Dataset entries
* start *

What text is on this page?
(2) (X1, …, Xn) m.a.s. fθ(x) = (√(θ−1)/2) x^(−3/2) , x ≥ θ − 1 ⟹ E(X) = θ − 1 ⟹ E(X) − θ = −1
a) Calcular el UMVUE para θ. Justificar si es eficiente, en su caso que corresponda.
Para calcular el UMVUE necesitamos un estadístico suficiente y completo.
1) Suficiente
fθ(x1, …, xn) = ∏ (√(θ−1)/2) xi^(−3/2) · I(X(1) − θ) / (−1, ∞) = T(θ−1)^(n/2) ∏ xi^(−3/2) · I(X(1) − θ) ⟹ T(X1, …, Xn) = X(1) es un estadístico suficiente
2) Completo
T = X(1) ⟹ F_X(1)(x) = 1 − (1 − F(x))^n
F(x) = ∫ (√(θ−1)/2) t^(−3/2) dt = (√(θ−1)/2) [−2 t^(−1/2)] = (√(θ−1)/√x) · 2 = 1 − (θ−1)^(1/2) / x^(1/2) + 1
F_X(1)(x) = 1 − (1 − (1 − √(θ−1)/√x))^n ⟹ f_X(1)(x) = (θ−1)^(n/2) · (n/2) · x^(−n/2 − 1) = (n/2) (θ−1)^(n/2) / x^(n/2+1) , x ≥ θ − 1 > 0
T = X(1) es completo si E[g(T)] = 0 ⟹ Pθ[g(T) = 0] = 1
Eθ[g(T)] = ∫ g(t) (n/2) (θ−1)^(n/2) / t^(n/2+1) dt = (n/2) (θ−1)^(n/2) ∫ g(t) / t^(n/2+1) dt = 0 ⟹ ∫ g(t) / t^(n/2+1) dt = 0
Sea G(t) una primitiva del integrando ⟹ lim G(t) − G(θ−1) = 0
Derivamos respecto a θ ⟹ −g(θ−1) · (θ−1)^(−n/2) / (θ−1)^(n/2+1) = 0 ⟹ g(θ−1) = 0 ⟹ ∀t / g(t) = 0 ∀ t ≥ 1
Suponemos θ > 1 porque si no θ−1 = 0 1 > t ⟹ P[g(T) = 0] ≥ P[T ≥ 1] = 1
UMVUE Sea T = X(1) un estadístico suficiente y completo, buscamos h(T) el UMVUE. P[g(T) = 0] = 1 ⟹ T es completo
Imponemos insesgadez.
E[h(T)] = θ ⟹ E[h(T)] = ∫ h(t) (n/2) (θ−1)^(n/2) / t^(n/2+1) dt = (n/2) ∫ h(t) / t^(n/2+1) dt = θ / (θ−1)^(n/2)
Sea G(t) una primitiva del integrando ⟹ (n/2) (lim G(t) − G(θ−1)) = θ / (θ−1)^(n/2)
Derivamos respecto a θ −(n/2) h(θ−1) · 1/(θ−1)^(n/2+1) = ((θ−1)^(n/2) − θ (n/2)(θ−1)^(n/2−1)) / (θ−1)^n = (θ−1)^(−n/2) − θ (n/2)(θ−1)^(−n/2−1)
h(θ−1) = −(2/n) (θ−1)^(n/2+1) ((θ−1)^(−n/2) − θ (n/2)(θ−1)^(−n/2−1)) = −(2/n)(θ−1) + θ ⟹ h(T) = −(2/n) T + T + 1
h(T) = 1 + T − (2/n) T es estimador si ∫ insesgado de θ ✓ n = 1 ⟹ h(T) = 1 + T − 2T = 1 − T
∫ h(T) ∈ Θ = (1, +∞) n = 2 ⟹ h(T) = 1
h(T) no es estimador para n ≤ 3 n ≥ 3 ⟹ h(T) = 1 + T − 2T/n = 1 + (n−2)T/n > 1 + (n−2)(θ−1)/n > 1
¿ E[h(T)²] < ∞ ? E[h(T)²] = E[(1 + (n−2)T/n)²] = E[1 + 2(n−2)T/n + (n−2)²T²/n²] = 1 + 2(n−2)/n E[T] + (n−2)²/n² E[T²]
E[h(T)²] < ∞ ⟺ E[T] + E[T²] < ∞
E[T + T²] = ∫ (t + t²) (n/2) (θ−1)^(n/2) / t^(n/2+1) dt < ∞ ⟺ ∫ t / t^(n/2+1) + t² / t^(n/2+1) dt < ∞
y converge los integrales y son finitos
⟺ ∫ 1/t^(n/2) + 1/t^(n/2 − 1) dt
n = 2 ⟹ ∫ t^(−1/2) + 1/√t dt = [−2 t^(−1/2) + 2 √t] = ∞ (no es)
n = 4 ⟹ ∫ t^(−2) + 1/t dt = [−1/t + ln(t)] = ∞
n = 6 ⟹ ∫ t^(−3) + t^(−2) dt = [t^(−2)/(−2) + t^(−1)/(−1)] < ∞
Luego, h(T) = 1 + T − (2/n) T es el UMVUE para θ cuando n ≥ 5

* end *

What to produce
Each record should come back exactly as written.

Completed task
What text is on this page?
(2) (X1, …, Xn) m.a.s. fθ(x) = (√(θ−1)/2) x^(−3/2) , x ≥ θ − 1 ⟹ E(X) = θ − 1 ⟹ E(X) − θ = −1
a) Calcular el UMVUE para θ. Justificar si es eficiente, en su caso que corresponda.
Para calcular el UMVUE necesitamos un estadístico suficiente y completo.
1) Suficiente
fθ(x1, …, xn) = ∏ (√(θ−1)/2) xi^(−3/2) · I(X(1) − θ) / (−1, ∞) = T(θ−1)^(n/2) ∏ xi^(−3/2) · I(X(1) − θ) ⟹ T(X1, …, Xn) = X(1) es un estadístico suficiente
2) Completo
T = X(1) ⟹ F_X(1)(x) = 1 − (1 − F(x))^n
F(x) = ∫ (√(θ−1)/2) t^(−3/2) dt = (√(θ−1)/2) [−2 t^(−1/2)] = (√(θ−1)/√x) · 2 = 1 − (θ−1)^(1/2) / x^(1/2) + 1
F_X(1)(x) = 1 − (1 − (1 − √(θ−1)/√x))^n ⟹ f_X(1)(x) = (θ−1)^(n/2) · (n/2) · x^(−n/2 − 1) = (n/2) (θ−1)^(n/2) / x^(n/2+1) , x ≥ θ − 1 > 0
T = X(1) es completo si E[g(T)] = 0 ⟹ Pθ[g(T) = 0] = 1
Eθ[g(T)] = ∫ g(t) (n/2) (θ−1)^(n/2) / t^(n/2+1) dt = (n/2) (θ−1)^(n/2) ∫ g(t) / t^(n/2+1) dt = 0 ⟹ ∫ g(t) / t^(n/2+1) dt = 0
Sea G(t) una primitiva del integrando ⟹ lim G(t) − G(θ−1) = 0
Derivamos respecto a θ ⟹ −g(θ−1) · (θ−1)^(−n/2) / (θ−1)^(n/2+1) = 0 ⟹ g(θ−1) = 0 ⟹ ∀t / g(t) = 0 ∀ t ≥ 1
Suponemos θ > 1 porque si no θ−1 = 0 1 > t ⟹ P[g(T) = 0] ≥ P[T ≥ 1] = 1
UMVUE Sea T = X(1) un estadístico suficiente y completo, buscamos h(T) el UMVUE. P[g(T) = 0] = 1 ⟹ T es completo
Imponemos insesgadez.
E[h(T)] = θ ⟹ E[h(T)] = ∫ h(t) (n/2) (θ−1)^(n/2) / t^(n/2+1) dt = (n/2) ∫ h(t) / t^(n/2+1) dt = θ / (θ−1)^(n/2)
Sea G(t) una primitiva del integrando ⟹ (n/2) (lim G(t) − G(θ−1)) = θ / (θ−1)^(n/2)
Derivamos respecto a θ −(n/2) h(θ−1) · 1/(θ−1)^(n/2+1) = ((θ−1)^(n/2) − θ (n/2)(θ−1)^(n/2−1)) / (θ−1)^n = (θ−1)^(−n/2) − θ (n/2)(θ−1)^(−n/2−1)
h(θ−1) = −(2/n) (θ−1)^(n/2+1) ((θ−1)^(−n/2) − θ (n/2)(θ−1)^(−n/2−1)) = −(2/n)(θ−1) + θ ⟹ h(T) = −(2/n) T + T + 1
h(T) = 1 + T − (2/n) T es estimador si ∫ insesgado de θ ✓ n = 1 ⟹ h(T) = 1 + T − 2T = 1 − T
∫ h(T) ∈ Θ = (1, +∞) n = 2 ⟹ h(T) = 1
h(T) no es estimador para n ≤ 3 n ≥ 3 ⟹ h(T) = 1 + T − 2T/n = 1 + (n−2)T/n > 1 + (n−2)(θ−1)/n > 1
¿ E[h(T)²] < ∞ ? E[h(T)²] = E[(1 + (n−2)T/n)²] = E[1 + 2(n−2)T/n + (n−2)²T²/n²] = 1 + 2(n−2)/n E[T] + (n−2)²/n² E[T²]
E[h(T)²] < ∞ ⟺ E[T] + E[T²] < ∞
E[T + T²] = ∫ (t + t²) (n/2) (θ−1)^(n/2) / t^(n/2+1) dt < ∞ ⟺ ∫ t / t^(n/2+1) + t² / t^(n/2+1) dt < ∞
y converge los integrales y son finitos
⟺ ∫ 1/t^(n/2) + 1/t^(n/2 − 1) dt
n = 2 ⟹ ∫ t^(−1/2) + 1/√t dt = [−2 t^(−1/2) + 2 √t] = ∞ (no es)
n = 4 ⟹ ∫ t^(−2) + 1/t dt = [−1/t + ln(t)] = ∞
n = 6 ⟹ ∫ t^(−3) + t^(−2) dt = [t^(−2)/(−2) + t^(−1)/(−1)] < ∞
Luego, h(T) = 1 + T − (2/n) T es el UMVUE para θ cuando n ≥ 5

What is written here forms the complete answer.